▶ _EXTRACT PROVIDED_:
Vincent Tie

Posted by Vincent Tie on 14 Jul 2023

Why Singapore is Increasing Its Gold Reserves


Singapore's recent surge in gold reserves has caught the attention of global financial markets. Emerging as the top single gold buyer in the first quarter of 2023, the country witnessed a remarkable increase, acquiring an additional 69 metric tons of gold—an impressive 45% rise compared to its holdings at the end of 2022. This strategic move has propelled Singapore's gold reserves to reach a milestone of 222 metric tons at the end of Q1 2023, the highest ever recorded since the nation's independence.

Positioned in Southeast Asia, Singapore now stands as the region's second-largest holder of gold reserves, trailing only behind Thailand's 244.2 metric tons. On a global scale, Singapore's gold reserves rank 24th, surpassing larger nations such as Brazil, Sweden, Australia, Denmark, and South Africa. This significant escalation in gold holdings has sparked curiosity and led to questions about the motives and implications of Singapore's decision to bolster its gold reserves.

This article delves into the factors driving Singapore's proactive approach toward gold accumulation. We explore the historical context, reasons behind the increased reserves, Singapore's unique approach, and the potential benefits and implications of this strategic move.

Top 5 biggest buyers and sellers of gold in Q1 2023. Source: World Gold Council (WGC)

Historical Perspective on Singapore's Gold Reserves

Singapore first bought gold in 1968, three years after its independence. Then a developing country still struggling with running a young nation, the Singapore government purchased an astounding 100 metric tons of gold from South Africa.

This amount of gold was incredible because, even at the time of writing, bigger countries like Australia, Indonesia, Denmark, Finland, and Canada had less than 100 tons of gold in their official gold reserves.

▶ _TASKS TO PERFORM_:
1. In the article on Singapore's gold reserves, copy the passage word for word, beginning at the words "This amount of" and stopping after the words "official gold reserves.".
2. In the article on Singapore's gold reserves, from which country did the Singapore government buy 100 metric tons of gold in 1968?

▶ _DATASET RECORDS_:
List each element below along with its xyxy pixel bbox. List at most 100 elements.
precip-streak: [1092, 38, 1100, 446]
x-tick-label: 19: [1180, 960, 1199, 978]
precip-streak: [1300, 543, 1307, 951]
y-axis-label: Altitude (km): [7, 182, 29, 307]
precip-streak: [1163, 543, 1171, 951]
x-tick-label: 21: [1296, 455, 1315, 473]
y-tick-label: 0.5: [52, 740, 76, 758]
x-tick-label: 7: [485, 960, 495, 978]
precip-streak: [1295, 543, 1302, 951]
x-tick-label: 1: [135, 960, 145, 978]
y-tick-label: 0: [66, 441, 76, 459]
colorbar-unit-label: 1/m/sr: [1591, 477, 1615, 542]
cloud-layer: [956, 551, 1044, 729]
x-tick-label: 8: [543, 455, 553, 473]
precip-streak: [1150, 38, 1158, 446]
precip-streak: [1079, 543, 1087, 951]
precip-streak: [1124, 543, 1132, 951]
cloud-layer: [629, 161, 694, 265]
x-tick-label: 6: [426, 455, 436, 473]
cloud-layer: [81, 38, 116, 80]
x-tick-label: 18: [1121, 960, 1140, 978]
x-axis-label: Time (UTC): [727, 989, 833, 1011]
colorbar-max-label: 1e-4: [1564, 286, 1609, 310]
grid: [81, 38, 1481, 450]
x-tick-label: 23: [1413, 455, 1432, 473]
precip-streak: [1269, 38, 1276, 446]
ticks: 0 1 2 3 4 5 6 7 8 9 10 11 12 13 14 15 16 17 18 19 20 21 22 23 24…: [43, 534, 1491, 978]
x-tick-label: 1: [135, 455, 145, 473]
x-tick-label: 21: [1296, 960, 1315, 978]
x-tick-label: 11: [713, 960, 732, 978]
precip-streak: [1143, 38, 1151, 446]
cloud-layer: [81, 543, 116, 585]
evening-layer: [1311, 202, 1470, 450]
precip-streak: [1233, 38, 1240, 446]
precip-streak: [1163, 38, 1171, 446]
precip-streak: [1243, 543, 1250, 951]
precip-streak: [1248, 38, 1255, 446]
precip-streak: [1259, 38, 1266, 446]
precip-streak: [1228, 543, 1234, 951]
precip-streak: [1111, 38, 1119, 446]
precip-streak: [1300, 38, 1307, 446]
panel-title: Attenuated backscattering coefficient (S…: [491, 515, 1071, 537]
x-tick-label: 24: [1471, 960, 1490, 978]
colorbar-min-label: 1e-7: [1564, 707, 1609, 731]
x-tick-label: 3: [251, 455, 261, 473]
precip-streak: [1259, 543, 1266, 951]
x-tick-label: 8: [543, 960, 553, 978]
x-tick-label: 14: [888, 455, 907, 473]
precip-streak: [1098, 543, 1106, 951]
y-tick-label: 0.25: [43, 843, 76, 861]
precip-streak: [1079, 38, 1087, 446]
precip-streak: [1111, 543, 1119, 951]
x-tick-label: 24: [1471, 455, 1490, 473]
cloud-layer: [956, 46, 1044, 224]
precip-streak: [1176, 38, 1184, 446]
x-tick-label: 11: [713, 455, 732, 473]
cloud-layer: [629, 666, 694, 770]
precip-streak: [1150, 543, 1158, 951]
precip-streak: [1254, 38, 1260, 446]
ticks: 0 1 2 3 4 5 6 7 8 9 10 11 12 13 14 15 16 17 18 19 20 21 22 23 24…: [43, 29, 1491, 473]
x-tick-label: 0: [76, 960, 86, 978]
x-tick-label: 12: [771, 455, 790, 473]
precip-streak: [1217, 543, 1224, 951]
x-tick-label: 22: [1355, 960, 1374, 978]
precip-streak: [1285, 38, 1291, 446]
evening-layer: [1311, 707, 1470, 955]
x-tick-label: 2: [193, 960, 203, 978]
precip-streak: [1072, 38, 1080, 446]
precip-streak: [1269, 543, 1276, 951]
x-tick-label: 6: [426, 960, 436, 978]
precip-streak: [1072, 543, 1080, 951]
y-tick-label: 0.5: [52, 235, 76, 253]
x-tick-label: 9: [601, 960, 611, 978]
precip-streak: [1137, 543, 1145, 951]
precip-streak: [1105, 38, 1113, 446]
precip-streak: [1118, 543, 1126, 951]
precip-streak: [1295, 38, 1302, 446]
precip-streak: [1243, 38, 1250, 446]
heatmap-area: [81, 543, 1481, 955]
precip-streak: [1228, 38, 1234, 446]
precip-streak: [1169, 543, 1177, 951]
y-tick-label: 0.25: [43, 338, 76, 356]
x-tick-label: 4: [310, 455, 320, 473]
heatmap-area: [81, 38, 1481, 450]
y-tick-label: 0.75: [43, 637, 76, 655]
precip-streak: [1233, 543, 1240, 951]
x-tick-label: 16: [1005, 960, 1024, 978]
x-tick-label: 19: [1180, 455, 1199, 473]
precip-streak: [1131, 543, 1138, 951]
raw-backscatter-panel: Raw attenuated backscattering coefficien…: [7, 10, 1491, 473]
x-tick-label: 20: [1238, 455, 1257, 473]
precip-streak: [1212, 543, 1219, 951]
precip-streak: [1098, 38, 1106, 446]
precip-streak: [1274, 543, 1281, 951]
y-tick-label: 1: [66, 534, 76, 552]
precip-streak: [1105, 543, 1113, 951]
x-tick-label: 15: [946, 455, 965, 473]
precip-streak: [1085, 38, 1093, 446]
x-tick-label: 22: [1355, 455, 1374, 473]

▶ _TASK RESULTS_:
1.
This amount of gold was incredible because, even at the time of writing, bigger countries like Australia, Indonesia, Denmark, Finland, and Canada had less than 100 tons of gold in their official gold reserves.

2. South Africa.